[Data excerpts]
━━━━━━━━━━━━━━━━━━━━
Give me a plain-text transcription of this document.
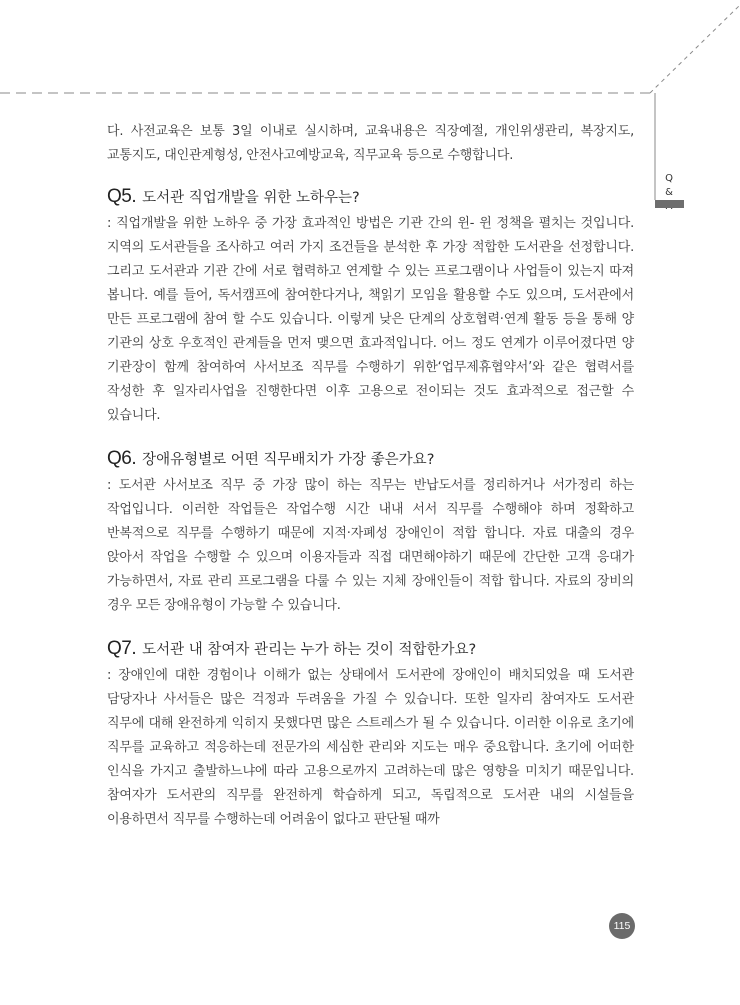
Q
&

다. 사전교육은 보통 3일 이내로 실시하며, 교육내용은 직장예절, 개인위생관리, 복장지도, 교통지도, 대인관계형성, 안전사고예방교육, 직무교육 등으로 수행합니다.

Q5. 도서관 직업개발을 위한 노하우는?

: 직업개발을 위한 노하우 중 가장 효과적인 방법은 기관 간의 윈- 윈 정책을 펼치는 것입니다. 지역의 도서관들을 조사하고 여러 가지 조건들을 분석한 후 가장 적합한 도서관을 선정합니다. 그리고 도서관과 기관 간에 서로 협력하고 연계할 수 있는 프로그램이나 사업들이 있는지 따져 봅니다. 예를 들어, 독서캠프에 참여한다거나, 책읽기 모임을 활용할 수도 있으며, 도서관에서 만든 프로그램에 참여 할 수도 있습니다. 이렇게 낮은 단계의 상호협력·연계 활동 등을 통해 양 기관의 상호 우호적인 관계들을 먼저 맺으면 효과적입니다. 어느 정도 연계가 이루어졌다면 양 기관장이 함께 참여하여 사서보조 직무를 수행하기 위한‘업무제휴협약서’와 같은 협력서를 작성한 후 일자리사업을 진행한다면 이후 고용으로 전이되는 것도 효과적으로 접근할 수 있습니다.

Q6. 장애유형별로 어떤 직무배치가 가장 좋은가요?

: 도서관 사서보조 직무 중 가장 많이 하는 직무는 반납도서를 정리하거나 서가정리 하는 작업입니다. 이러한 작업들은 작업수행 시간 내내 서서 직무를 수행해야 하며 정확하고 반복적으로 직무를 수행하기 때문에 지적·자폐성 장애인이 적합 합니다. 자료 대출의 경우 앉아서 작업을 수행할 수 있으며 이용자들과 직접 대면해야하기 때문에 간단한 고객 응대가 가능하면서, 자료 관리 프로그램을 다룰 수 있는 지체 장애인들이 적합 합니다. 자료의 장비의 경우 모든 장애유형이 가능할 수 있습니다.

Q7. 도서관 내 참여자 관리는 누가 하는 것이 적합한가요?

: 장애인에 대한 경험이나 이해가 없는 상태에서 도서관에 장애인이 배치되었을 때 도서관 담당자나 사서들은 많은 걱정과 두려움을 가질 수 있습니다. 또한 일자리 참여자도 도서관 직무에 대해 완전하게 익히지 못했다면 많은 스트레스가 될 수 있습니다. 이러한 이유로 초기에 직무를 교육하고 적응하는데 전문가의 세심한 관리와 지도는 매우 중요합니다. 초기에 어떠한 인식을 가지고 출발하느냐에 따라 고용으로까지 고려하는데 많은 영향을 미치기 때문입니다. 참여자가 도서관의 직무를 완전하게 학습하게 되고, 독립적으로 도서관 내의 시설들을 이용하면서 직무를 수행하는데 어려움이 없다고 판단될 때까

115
━━━━━━━━━━━━━━━━━━━━
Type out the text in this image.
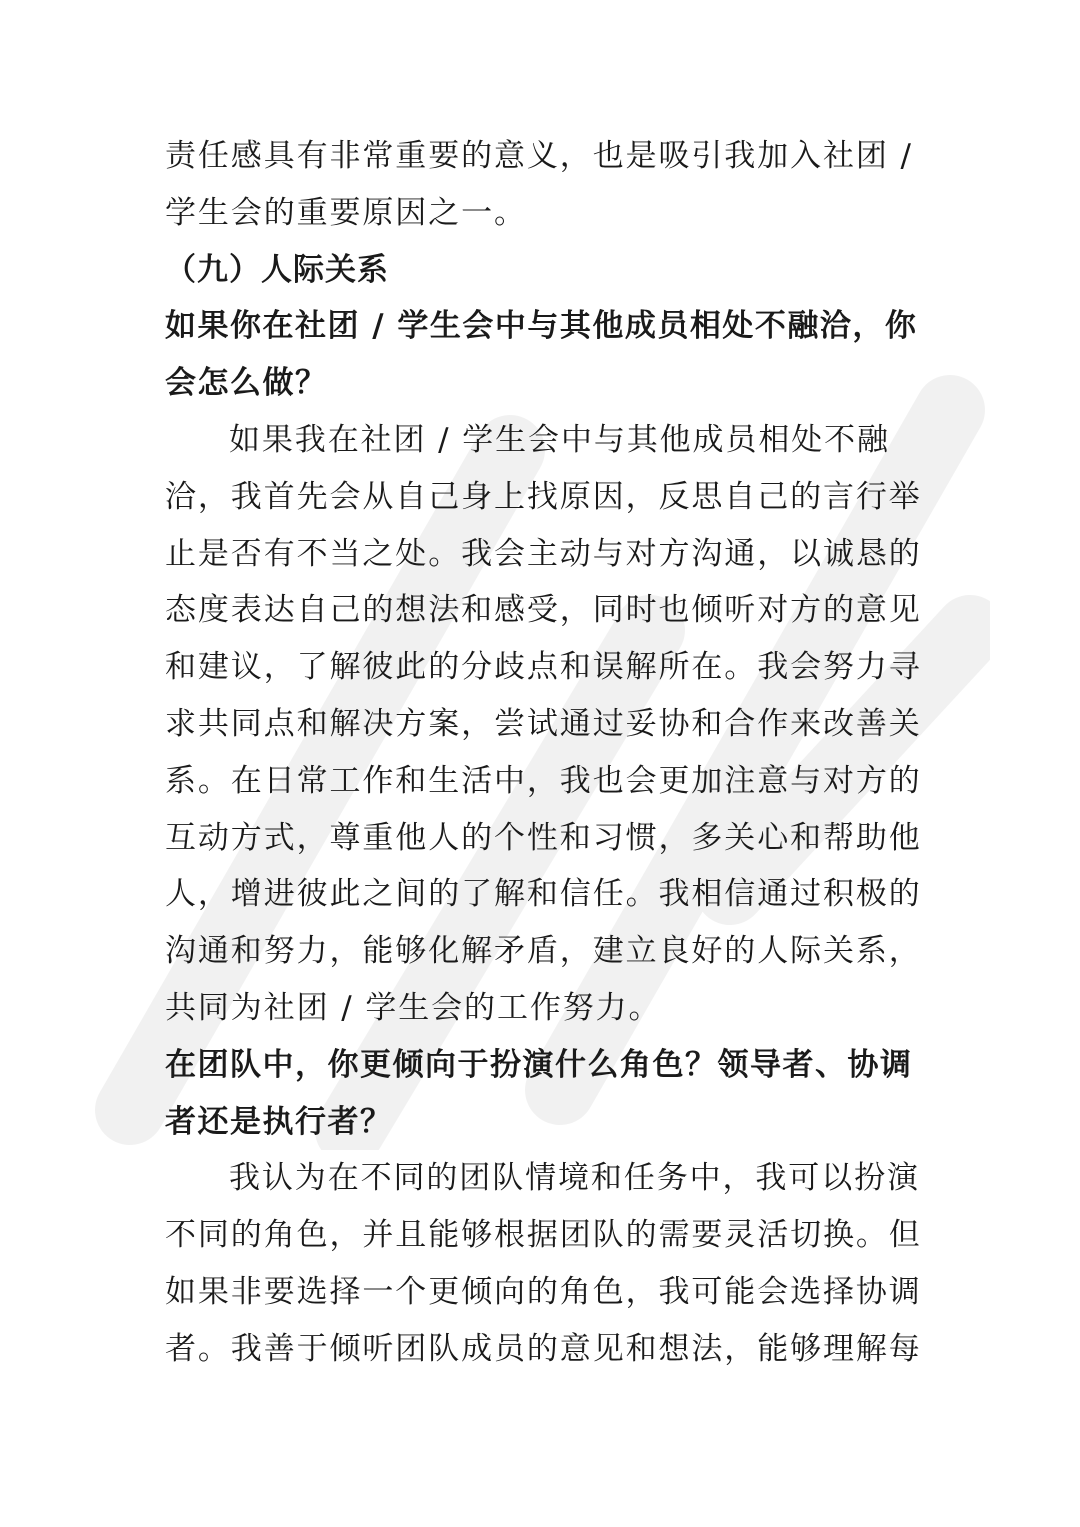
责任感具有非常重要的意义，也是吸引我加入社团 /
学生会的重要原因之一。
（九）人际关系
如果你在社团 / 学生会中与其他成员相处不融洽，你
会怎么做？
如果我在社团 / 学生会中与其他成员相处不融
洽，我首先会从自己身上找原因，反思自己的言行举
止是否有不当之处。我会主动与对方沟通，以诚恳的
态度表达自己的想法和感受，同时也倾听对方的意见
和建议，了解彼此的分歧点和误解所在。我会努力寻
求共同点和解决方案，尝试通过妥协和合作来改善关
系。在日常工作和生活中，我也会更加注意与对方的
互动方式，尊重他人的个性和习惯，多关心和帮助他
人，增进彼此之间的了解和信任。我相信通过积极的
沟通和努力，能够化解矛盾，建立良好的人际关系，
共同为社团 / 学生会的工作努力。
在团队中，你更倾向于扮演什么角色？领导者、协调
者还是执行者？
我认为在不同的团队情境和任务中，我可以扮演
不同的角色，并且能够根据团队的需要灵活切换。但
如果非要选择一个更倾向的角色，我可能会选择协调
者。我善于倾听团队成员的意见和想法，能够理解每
━━━━━━━━━━━━━━━━━━━━
## [EXERCISE BRIEF]
Copy each line of the listing that includes "직업개발을".

## [THE RESULT]
Q5. 도서관 직업개발을 위한 노하우는?
: 직업개발을 위한 노하우 중 가장 효과적인 방법은 기관 간의 윈- 윈 정책을 펼치는 것입니다. 지역의 도서관들을 조사하고 여러 가지 조건들을 분석한 후 가장 적합한 도서관을 선정합니다. 그리고 도서관과 기관 간에 서로 협력하고 연계할 수 있는 프로그램이나 사업들이 있는지 따져 봅니다. 예를 들어, 독서캠프에 참여한다거나, 책읽기 모임을 활용할 수도 있으며, 도서관에서 만든 프로그램에 참여 할 수도 있습니다. 이렇게 낮은 단계의 상호협력·연계 활동 등을 통해 양 기관의 상호 우호적인 관계들을 먼저 맺으면 효과적입니다. 어느 정도 연계가 이루어졌다면 양 기관장이 함께 참여하여 사서보조 직무를 수행하기 위한‘업무제휴협약서’와 같은 협력서를 작성한 후 일자리사업을 진행한다면 이후 고용으로 전이되는 것도 효과적으로 접근할 수 있습니다.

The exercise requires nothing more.